═════ Texto do documento ═════

Com quase mil transplantes na bagagem, a equipe afirma que os dados de suas pesquisas estão alinhados aos do Banco Unos, um banco de transplante norte-americano que também identificou essa mudança estatística de prevalência de cirrose com indicação para transplante.
Segundo Anderson, a idade também é um grande fator de risco para a esteatose hepática. De acordo com o especialista, pacientes com mais de 50 anos estão num grupo de mais alto risco. “Além dos hábitos de vida, tem a questão da produção hormonal que diminui com a idade, então o paciente naturalmente acumula mais gordura centrípeta e isso acaba criando fatores de risco que predominam nessa faixa etária e levam ao aumento de risco da esteatose hepática”, concluiu o hepatologista, que também atua nos hospitais São Francisco da Providência de Deus, na Tijuca; e no São Lucas, em Copacabana.

═════ Dados armazenados ═════

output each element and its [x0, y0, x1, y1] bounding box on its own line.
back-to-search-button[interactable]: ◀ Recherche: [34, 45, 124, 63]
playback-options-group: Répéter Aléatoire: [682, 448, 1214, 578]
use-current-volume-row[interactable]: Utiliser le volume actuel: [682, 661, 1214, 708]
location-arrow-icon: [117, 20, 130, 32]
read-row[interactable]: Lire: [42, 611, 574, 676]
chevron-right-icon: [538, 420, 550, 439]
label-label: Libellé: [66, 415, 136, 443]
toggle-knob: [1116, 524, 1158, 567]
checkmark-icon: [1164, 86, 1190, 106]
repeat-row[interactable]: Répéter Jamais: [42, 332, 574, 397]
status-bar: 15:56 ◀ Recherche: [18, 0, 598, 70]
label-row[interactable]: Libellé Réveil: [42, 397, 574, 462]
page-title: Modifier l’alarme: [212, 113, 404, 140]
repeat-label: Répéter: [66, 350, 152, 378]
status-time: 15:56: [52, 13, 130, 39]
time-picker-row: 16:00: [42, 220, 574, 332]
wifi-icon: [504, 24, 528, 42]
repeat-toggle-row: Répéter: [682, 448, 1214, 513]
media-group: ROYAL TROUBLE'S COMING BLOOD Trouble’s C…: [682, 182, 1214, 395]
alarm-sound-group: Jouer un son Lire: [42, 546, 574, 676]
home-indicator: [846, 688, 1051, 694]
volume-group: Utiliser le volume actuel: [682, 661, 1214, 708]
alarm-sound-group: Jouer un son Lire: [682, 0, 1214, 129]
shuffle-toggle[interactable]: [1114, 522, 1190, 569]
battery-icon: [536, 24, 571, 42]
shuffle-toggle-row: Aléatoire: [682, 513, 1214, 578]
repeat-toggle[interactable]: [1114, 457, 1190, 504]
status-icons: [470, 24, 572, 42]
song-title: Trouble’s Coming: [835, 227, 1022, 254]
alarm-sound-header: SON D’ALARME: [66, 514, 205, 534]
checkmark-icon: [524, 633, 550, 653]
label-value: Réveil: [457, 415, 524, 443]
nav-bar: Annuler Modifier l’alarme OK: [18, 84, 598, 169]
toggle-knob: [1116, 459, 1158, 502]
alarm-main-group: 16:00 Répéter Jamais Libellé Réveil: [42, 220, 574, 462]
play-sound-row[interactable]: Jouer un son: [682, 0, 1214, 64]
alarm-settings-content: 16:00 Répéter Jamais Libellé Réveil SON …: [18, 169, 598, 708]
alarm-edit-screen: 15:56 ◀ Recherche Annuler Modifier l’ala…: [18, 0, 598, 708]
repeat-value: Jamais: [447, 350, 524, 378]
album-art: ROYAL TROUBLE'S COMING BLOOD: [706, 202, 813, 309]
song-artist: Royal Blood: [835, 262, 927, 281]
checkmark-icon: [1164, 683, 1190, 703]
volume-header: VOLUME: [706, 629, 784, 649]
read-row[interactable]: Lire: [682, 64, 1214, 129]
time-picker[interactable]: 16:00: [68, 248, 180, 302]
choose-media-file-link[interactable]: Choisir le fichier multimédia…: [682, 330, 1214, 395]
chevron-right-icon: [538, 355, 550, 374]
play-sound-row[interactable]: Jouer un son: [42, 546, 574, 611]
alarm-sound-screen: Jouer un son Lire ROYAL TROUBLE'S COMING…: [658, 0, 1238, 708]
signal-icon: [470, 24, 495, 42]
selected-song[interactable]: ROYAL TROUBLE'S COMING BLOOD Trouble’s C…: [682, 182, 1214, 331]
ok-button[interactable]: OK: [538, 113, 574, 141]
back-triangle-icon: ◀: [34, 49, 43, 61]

═════

**Tarefa 1**
Liste todas as instituições mencionadas pelo nome no texto sobre esteatose hepática.
**Tarefa 2**
Prossiga com o texto sobre esteatose hepática a partir da última frase apresentada.

**Resultado da tarefa 1**
Banco Unos; São Francisco da Providência de Deus; São Lucas

**Resultado da tarefa 2**
O diagnóstico
O Dr. Anderson conta que, quase sempre, a pessoa descobre que está com gordura no fígado devido a um exame realizado por outro motivo. “Recebo muitas mulheres encaminhadas por ginecologistas que pediram ultrassom abdominal para ver ovário e acabaram identificando uma esteatose hepática. Também já recebi de cirurgião bariátrico, médico que pega os grandes obesos, que é um fator de risco importante, e geralmente esses pacientes têm esteatose hepática”, relata o médico.
Alguns estudos mostram que 5% das cirurgias bariátricas identificam, no momento do procedimento, um grau de fibrose avançada em pacientes com obesidade mórbida. Isso ocorre porque a cirrose é também uma doença silenciosa em seu estágio inicial. Quando enfim o problema começa a dar sinais que levam o paciente a procurar um médico, ela já se encontra em um estágio avançado indicando o transplante.
"Esse negócio de estar atacado do fígado é uma grande lenda urbana. O fígado não dói, ele causa pouco problema"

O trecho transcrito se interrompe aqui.